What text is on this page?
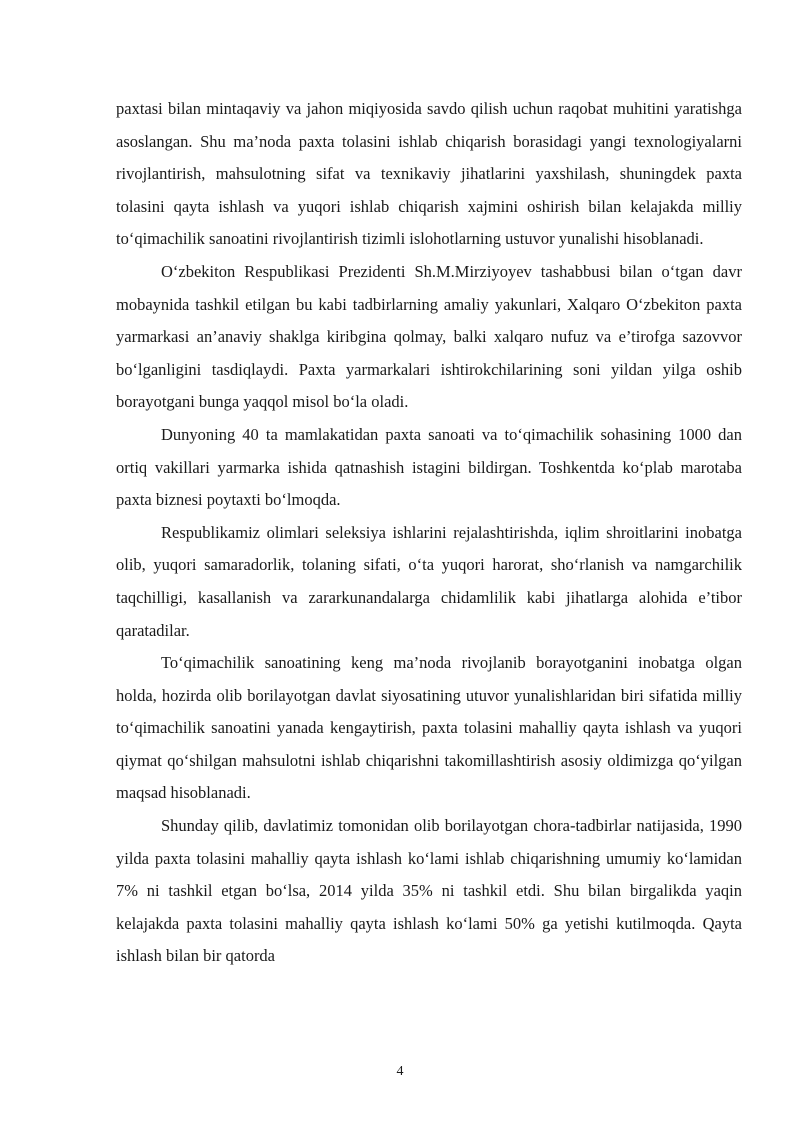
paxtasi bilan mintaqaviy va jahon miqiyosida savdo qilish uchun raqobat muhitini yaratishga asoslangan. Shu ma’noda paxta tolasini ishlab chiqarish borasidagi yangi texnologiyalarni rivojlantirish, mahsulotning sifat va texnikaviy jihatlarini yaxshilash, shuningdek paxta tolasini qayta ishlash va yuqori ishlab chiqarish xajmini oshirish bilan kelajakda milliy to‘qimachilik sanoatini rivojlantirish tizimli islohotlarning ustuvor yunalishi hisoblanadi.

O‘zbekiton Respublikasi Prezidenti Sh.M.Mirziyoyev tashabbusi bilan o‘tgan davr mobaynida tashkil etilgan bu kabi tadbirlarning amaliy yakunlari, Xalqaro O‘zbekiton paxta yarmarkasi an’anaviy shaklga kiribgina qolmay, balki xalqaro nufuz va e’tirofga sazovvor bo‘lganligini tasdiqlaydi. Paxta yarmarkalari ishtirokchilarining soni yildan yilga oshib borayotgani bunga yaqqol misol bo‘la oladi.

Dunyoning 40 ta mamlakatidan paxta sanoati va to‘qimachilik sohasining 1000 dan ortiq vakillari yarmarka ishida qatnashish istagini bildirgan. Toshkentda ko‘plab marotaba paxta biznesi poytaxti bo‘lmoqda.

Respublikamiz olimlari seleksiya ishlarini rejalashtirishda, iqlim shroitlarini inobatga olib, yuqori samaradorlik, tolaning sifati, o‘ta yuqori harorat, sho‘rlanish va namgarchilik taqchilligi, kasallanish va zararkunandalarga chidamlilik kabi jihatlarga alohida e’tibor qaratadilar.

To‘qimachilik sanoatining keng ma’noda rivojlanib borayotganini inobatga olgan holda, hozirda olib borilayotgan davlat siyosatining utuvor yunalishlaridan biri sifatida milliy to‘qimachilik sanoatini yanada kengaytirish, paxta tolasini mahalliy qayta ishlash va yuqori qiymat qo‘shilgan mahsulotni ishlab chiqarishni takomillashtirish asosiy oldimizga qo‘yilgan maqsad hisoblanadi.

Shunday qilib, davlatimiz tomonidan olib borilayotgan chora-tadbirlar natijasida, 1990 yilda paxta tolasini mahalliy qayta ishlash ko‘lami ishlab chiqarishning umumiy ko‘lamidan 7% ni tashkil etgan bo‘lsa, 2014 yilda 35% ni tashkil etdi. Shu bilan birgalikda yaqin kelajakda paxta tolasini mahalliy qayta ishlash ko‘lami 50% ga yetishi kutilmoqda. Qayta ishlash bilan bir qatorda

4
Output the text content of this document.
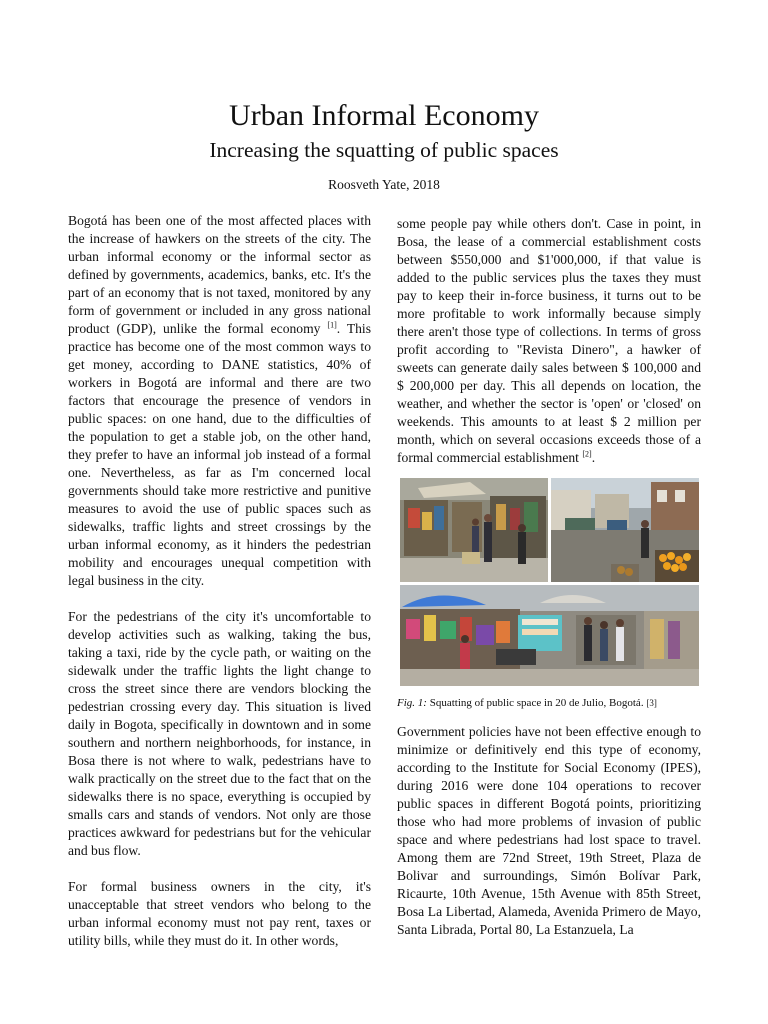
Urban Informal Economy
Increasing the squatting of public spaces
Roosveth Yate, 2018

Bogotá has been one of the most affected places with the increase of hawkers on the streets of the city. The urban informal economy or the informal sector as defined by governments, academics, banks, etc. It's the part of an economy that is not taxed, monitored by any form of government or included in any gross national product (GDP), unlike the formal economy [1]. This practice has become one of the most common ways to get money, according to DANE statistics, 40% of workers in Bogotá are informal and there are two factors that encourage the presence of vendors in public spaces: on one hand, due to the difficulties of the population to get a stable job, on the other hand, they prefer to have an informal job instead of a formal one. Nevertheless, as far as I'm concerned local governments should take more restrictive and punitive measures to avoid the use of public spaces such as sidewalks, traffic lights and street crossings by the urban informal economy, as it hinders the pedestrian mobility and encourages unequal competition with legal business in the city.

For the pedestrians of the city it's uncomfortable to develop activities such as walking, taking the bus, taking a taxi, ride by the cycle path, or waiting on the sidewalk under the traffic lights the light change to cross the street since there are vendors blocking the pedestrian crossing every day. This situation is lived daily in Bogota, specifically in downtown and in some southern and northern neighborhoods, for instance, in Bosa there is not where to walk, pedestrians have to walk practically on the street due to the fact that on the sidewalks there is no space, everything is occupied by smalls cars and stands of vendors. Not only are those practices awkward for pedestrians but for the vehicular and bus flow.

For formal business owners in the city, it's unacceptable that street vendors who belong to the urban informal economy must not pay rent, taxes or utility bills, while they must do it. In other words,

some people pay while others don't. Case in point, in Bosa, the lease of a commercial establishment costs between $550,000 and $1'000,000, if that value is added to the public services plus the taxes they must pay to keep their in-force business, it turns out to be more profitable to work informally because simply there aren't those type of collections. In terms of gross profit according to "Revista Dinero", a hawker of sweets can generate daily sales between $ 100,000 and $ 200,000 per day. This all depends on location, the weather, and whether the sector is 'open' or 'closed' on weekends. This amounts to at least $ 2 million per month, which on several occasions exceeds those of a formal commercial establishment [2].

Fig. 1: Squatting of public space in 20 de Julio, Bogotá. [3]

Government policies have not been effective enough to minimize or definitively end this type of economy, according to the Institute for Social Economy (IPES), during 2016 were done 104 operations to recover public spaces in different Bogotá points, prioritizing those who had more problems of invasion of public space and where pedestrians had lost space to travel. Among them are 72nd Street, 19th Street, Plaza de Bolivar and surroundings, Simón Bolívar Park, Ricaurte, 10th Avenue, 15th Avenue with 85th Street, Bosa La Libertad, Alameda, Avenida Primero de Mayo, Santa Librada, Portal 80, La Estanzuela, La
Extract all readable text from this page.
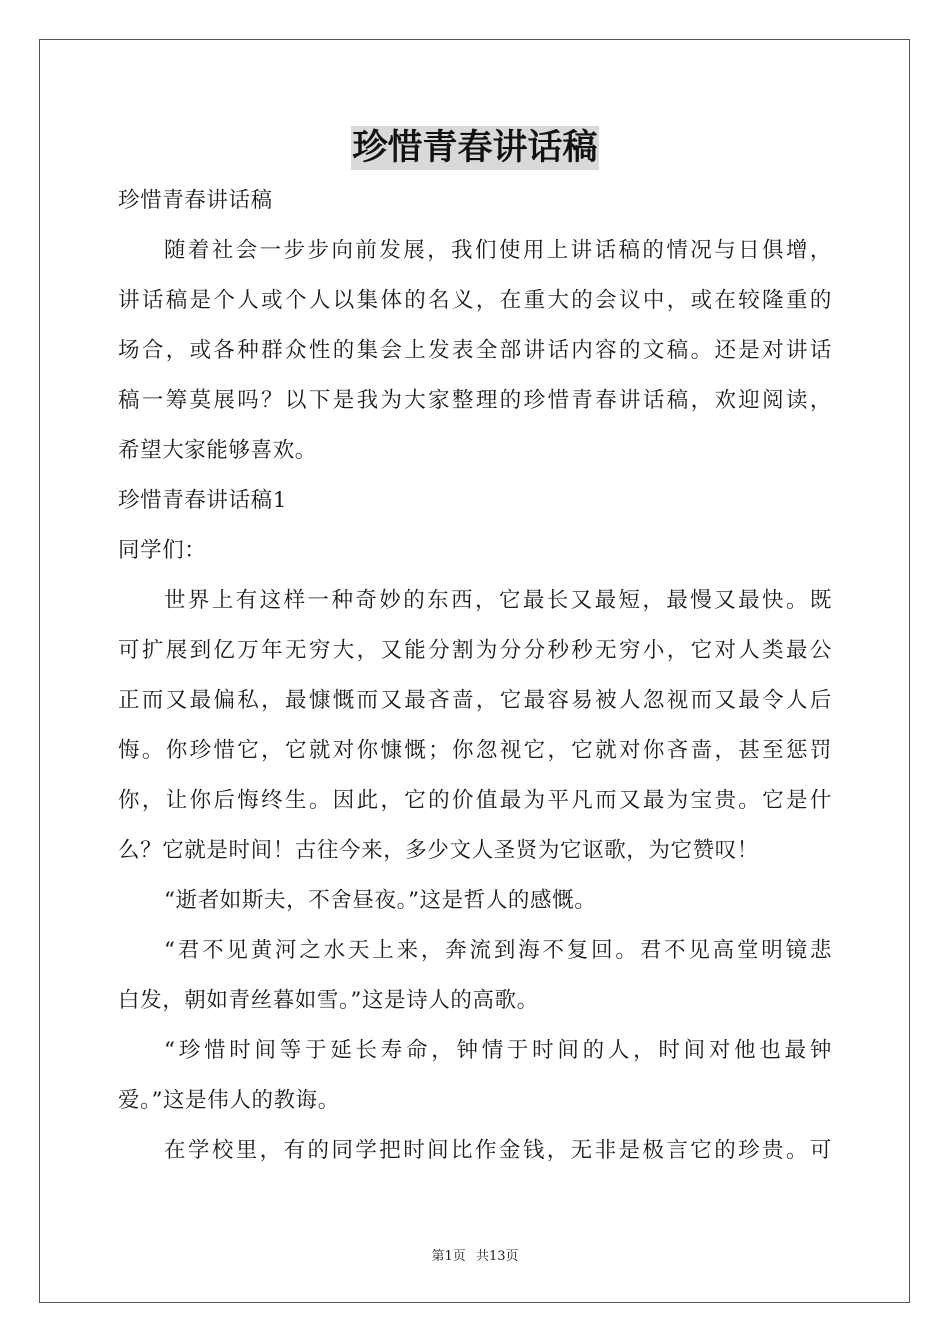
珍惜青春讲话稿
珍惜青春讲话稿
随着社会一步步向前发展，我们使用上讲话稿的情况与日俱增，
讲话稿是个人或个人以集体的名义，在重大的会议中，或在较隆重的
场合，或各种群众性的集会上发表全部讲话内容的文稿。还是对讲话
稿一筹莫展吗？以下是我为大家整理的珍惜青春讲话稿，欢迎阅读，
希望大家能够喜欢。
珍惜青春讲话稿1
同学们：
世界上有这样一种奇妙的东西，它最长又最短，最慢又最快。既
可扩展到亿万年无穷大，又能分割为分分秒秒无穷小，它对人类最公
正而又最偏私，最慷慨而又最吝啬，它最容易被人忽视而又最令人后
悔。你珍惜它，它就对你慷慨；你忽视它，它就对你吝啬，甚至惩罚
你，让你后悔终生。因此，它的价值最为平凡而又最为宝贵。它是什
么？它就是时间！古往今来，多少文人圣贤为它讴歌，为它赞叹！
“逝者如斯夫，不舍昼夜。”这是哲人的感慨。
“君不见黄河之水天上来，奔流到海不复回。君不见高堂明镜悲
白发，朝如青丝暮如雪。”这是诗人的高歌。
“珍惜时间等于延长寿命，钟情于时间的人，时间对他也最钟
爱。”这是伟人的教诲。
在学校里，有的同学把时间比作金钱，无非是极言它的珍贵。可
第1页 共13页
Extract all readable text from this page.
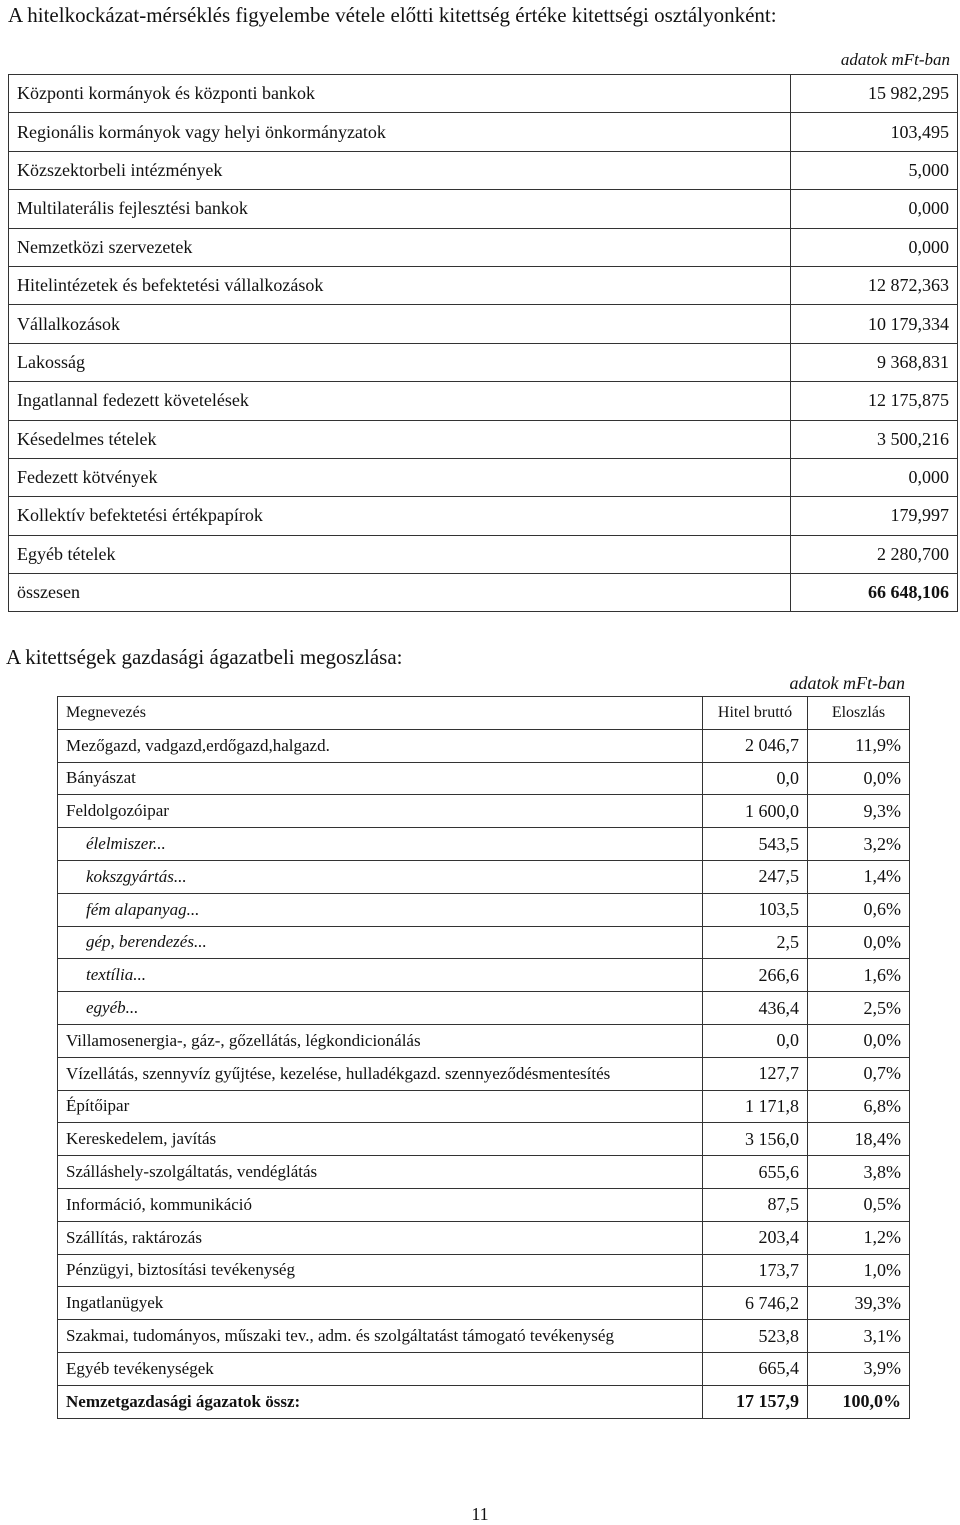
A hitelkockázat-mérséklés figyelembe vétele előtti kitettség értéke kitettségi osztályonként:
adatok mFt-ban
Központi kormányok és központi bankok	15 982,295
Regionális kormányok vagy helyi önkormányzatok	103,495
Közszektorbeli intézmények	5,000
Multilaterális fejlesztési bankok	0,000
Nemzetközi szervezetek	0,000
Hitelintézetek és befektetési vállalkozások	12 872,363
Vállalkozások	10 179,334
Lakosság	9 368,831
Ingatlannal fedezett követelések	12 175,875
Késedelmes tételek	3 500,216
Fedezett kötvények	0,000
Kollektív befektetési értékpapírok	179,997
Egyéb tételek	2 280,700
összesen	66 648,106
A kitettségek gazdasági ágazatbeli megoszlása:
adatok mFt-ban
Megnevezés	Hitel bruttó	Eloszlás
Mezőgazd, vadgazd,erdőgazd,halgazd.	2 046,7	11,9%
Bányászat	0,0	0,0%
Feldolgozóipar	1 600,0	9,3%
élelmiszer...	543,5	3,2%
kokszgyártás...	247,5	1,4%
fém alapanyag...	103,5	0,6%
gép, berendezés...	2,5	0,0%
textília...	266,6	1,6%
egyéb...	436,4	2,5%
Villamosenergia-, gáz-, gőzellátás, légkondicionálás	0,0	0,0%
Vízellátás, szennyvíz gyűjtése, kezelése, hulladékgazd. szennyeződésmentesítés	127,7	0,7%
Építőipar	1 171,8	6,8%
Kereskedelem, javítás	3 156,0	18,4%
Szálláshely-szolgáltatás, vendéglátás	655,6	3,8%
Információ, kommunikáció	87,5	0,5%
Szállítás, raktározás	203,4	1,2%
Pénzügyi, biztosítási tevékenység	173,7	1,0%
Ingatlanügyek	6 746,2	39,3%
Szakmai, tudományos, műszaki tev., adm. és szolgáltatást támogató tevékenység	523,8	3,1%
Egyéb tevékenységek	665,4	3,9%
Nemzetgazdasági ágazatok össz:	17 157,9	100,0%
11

*Your goal*
Find and count the lines of the data that include the string "bankok", and report that figure by itself.

*Task output*
2